Annotated region listings
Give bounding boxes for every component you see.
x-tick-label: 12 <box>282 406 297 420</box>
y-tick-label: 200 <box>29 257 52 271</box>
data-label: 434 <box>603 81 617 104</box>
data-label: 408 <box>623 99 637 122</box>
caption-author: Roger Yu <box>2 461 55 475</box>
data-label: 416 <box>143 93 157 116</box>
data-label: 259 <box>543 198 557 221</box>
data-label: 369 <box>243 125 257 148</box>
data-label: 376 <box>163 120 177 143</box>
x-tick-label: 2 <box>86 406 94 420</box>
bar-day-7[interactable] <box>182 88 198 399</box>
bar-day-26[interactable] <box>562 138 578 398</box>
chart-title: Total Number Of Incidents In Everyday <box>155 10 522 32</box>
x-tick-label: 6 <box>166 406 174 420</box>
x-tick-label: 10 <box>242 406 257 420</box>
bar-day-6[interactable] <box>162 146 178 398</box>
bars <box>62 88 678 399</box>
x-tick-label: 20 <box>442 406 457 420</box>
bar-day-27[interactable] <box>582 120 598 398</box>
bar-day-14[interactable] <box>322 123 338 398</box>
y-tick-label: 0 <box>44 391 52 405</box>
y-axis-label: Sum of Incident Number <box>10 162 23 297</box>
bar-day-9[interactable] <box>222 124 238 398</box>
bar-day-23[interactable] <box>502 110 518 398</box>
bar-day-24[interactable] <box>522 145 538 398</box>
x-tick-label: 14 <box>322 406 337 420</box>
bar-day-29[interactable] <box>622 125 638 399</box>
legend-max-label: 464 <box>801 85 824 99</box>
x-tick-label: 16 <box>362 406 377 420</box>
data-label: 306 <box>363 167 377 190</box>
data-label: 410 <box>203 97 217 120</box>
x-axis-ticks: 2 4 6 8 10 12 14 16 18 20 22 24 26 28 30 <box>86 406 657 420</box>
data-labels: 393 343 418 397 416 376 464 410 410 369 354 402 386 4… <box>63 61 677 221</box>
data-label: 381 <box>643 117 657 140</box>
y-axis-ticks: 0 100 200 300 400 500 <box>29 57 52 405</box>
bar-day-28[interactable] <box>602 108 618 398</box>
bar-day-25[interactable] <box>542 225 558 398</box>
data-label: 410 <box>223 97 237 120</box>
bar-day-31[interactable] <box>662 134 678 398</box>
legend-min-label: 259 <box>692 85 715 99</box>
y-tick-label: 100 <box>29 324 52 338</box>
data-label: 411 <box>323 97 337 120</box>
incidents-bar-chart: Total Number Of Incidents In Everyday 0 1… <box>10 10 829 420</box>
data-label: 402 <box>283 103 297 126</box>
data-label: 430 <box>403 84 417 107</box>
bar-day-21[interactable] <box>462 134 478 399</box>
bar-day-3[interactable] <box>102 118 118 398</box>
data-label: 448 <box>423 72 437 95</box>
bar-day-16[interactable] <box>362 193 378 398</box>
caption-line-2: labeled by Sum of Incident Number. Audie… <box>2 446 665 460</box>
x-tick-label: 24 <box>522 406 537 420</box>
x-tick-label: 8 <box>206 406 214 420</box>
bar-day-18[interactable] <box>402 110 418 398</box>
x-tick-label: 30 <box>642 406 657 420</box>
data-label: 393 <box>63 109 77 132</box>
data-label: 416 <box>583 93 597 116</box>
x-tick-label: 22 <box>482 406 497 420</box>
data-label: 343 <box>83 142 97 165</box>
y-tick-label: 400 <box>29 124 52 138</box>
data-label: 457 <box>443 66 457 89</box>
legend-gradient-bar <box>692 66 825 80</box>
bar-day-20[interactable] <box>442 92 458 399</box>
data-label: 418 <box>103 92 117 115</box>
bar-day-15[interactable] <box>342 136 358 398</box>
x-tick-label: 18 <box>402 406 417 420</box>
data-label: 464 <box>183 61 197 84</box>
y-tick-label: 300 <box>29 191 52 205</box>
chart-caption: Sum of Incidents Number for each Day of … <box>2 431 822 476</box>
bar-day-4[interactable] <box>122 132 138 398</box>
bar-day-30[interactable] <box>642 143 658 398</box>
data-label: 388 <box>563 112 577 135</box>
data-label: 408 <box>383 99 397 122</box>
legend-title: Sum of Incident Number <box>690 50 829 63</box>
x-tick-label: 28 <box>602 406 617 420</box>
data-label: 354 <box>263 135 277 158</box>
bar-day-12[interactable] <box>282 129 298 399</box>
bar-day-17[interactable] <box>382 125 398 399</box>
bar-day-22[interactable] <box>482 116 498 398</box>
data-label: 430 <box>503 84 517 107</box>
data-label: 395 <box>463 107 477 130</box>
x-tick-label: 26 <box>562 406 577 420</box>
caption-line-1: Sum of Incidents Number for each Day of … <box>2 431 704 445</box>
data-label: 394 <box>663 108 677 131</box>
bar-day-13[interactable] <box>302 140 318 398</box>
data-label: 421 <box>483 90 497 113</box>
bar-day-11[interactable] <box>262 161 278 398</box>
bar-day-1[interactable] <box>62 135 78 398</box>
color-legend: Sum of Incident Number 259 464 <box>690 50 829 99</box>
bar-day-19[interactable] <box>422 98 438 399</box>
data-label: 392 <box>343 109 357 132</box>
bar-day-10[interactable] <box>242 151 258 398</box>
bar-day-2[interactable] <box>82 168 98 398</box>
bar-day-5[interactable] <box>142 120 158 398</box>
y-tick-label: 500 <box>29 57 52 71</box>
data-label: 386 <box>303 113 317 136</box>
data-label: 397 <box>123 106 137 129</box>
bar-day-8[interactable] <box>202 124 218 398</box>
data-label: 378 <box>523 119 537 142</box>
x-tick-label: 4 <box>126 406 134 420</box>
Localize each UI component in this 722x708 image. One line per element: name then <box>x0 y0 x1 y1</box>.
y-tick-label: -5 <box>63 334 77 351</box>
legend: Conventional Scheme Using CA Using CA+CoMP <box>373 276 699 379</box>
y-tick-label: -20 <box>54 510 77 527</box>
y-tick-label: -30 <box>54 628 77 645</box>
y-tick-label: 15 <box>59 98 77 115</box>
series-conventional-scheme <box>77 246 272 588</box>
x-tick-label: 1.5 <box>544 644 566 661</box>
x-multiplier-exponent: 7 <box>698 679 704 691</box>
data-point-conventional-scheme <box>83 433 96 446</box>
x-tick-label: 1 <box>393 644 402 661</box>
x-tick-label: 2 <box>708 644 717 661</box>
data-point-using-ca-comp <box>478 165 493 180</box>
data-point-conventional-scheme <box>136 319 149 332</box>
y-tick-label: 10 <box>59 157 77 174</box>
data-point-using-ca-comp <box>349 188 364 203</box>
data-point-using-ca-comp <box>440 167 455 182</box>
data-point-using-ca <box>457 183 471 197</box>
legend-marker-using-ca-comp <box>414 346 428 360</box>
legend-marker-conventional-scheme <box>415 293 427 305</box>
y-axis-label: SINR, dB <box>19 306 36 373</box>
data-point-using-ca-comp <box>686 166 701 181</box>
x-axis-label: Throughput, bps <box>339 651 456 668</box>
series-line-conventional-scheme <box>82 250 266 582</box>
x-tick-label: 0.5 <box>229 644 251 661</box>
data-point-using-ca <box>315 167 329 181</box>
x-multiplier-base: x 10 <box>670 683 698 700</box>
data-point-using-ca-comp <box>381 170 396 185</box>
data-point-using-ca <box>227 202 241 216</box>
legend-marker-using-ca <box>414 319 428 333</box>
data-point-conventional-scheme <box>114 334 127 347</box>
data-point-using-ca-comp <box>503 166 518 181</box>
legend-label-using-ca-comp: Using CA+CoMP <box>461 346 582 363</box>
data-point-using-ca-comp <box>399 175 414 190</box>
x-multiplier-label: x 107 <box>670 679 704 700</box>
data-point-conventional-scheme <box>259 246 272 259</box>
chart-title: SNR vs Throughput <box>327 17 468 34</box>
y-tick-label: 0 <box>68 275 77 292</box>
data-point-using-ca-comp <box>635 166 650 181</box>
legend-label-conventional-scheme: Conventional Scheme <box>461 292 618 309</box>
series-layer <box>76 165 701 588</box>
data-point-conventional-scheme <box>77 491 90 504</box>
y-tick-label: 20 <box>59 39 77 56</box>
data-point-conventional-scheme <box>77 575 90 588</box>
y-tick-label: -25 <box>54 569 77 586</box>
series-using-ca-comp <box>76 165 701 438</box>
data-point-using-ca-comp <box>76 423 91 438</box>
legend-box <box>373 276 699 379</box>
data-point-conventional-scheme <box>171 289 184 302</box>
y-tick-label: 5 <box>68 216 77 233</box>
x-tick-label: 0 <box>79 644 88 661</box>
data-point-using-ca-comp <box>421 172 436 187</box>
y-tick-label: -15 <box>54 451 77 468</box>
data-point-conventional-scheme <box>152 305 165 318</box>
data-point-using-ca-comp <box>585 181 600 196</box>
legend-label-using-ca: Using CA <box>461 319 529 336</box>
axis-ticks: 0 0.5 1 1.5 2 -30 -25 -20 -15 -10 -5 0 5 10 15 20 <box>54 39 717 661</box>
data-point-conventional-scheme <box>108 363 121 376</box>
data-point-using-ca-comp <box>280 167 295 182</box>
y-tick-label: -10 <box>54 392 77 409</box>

(PROBLEM) Copy the data verbatim, beginning with its first line and continuing through the line containing "bar-day-26[interactable] <box>562 138".

(REPLY)
Give bounding boxes for every component you see.
x-tick-label: 12 <box>282 406 297 420</box>
y-tick-label: 200 <box>29 257 52 271</box>
data-label: 434 <box>603 81 617 104</box>
data-label: 408 <box>623 99 637 122</box>
caption-author: Roger Yu <box>2 461 55 475</box>
data-label: 416 <box>143 93 157 116</box>
data-label: 259 <box>543 198 557 221</box>
data-label: 369 <box>243 125 257 148</box>
data-label: 376 <box>163 120 177 143</box>
x-tick-label: 2 <box>86 406 94 420</box>
bar-day-7[interactable] <box>182 88 198 399</box>
bar-day-26[interactable] <box>562 138 578 398</box>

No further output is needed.